WRITTEN PROBLEM – Look for the word "percent" in the entries below, then copy every line that has it.

============================================================

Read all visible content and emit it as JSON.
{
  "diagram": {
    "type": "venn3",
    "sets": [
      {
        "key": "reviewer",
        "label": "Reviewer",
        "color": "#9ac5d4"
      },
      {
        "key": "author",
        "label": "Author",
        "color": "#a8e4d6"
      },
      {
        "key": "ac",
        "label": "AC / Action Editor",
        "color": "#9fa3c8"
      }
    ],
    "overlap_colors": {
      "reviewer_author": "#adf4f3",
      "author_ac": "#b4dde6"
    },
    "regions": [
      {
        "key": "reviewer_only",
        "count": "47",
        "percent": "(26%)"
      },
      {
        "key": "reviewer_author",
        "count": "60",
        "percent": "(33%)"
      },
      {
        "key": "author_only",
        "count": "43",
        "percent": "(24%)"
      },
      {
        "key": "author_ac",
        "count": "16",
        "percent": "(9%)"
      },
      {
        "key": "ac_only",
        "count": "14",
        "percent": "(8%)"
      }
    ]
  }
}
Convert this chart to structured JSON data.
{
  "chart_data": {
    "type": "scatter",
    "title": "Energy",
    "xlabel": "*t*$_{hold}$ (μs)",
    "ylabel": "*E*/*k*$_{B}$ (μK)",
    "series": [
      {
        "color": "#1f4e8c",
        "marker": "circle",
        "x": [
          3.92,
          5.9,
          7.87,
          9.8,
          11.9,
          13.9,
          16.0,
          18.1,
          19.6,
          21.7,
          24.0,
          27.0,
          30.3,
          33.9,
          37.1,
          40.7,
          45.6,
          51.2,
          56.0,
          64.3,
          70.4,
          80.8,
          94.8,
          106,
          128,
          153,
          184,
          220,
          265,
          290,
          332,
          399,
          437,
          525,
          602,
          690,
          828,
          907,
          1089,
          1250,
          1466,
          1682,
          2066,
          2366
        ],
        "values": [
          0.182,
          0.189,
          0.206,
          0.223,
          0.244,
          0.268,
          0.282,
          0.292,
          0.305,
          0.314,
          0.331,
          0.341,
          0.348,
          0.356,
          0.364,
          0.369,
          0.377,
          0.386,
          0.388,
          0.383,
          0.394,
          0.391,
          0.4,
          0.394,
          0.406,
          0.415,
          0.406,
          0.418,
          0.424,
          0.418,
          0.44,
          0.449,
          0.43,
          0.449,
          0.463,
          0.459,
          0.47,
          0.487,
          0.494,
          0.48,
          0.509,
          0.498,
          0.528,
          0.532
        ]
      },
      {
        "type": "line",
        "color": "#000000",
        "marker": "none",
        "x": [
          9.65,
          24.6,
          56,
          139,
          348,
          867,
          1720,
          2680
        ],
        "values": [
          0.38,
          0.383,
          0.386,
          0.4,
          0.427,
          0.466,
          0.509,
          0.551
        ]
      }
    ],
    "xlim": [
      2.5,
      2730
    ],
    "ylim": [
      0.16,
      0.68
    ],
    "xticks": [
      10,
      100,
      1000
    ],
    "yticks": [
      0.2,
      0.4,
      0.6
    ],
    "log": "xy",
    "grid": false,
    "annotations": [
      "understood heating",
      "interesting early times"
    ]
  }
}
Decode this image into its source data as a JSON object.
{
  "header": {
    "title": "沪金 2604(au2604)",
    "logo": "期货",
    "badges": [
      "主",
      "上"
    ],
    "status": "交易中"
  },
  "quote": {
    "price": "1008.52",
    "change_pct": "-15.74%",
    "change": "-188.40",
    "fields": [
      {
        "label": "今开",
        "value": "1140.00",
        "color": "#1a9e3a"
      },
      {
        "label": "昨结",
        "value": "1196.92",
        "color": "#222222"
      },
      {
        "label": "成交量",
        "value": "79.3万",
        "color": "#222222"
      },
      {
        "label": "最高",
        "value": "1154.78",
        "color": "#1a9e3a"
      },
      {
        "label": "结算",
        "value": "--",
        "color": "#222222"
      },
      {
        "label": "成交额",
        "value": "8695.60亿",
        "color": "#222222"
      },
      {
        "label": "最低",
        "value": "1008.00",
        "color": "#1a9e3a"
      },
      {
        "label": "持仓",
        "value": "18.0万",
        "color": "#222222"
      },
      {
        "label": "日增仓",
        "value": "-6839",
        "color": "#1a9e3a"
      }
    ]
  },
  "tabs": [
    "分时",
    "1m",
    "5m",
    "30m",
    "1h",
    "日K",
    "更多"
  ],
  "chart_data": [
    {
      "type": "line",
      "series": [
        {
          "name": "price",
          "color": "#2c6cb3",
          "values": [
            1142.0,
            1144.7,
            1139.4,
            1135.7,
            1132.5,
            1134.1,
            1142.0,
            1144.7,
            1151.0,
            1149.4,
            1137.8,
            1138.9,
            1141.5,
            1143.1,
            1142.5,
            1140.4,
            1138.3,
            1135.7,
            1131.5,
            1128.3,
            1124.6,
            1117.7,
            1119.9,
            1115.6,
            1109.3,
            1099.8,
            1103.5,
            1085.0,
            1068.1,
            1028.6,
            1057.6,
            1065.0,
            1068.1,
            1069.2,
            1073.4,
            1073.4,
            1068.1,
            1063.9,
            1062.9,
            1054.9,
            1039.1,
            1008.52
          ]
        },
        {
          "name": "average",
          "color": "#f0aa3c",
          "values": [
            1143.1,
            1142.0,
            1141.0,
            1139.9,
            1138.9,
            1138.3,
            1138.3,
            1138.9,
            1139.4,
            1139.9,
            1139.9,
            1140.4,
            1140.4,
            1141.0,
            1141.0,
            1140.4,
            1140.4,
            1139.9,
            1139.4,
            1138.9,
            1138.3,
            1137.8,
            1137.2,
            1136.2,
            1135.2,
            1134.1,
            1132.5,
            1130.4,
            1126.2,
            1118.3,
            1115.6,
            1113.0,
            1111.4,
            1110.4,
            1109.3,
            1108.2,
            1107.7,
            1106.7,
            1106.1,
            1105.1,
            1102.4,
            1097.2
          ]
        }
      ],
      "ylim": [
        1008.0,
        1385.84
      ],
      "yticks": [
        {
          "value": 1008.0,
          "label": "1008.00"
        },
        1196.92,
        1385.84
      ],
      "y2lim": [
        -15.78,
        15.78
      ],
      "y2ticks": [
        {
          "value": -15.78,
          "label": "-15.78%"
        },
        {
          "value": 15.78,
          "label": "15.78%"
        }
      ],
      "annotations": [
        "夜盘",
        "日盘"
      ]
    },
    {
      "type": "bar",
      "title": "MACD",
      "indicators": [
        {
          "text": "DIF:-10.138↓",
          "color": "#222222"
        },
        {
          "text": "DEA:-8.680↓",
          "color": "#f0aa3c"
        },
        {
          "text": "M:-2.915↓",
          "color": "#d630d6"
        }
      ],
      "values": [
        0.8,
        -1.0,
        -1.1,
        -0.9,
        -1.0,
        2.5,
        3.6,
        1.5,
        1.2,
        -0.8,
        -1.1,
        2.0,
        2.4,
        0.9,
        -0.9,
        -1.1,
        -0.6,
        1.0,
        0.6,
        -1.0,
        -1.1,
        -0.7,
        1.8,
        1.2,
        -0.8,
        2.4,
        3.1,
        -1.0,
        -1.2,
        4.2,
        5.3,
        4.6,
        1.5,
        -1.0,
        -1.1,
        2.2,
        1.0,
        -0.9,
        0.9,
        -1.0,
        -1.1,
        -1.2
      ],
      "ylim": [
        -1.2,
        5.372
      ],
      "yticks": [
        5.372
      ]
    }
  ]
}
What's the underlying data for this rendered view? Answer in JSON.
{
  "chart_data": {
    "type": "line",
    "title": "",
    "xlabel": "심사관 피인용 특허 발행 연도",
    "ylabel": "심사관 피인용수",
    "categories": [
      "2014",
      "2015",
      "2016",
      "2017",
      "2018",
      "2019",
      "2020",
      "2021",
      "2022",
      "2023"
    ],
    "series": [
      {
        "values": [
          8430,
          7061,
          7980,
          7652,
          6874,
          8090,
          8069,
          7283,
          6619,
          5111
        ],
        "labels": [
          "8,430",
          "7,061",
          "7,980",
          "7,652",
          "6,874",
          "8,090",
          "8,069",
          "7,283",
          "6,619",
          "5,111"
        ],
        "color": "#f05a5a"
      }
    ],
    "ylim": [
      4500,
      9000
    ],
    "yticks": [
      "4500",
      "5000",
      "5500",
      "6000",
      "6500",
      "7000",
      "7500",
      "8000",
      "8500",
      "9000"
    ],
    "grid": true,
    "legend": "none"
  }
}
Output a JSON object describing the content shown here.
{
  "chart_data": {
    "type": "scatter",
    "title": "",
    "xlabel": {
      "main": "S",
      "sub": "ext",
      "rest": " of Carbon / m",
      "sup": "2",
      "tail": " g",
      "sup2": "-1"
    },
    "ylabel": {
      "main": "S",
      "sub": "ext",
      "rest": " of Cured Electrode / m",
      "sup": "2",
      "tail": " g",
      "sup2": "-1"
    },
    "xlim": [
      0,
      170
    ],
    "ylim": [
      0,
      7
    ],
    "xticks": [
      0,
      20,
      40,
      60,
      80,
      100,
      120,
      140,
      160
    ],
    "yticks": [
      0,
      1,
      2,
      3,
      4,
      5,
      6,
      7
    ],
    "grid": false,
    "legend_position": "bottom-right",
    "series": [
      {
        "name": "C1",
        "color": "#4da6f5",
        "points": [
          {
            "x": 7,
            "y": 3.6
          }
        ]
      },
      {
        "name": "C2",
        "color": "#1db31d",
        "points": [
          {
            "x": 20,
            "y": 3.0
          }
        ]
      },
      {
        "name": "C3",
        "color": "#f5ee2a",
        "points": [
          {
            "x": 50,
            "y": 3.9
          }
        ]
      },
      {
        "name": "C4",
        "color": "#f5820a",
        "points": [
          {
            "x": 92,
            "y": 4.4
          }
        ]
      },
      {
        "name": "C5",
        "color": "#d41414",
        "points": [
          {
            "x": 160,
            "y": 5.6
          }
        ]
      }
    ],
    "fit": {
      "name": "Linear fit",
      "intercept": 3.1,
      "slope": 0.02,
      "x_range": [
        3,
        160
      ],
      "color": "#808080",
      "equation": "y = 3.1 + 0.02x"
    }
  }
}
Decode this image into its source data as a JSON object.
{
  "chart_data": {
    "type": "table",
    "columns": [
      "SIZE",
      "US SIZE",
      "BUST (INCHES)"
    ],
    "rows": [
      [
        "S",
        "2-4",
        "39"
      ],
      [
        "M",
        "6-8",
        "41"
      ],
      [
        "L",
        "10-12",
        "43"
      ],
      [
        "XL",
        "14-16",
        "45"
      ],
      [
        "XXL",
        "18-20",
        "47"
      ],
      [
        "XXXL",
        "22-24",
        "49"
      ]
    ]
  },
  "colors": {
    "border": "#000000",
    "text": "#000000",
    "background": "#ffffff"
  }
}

============================================================

SOLUTION FOR THIS PROBLEM –
        "percent": "(26%)"
        "percent": "(33%)"
        "percent": "(24%)"
        "percent": "(9%)"
        "percent": "(8%)"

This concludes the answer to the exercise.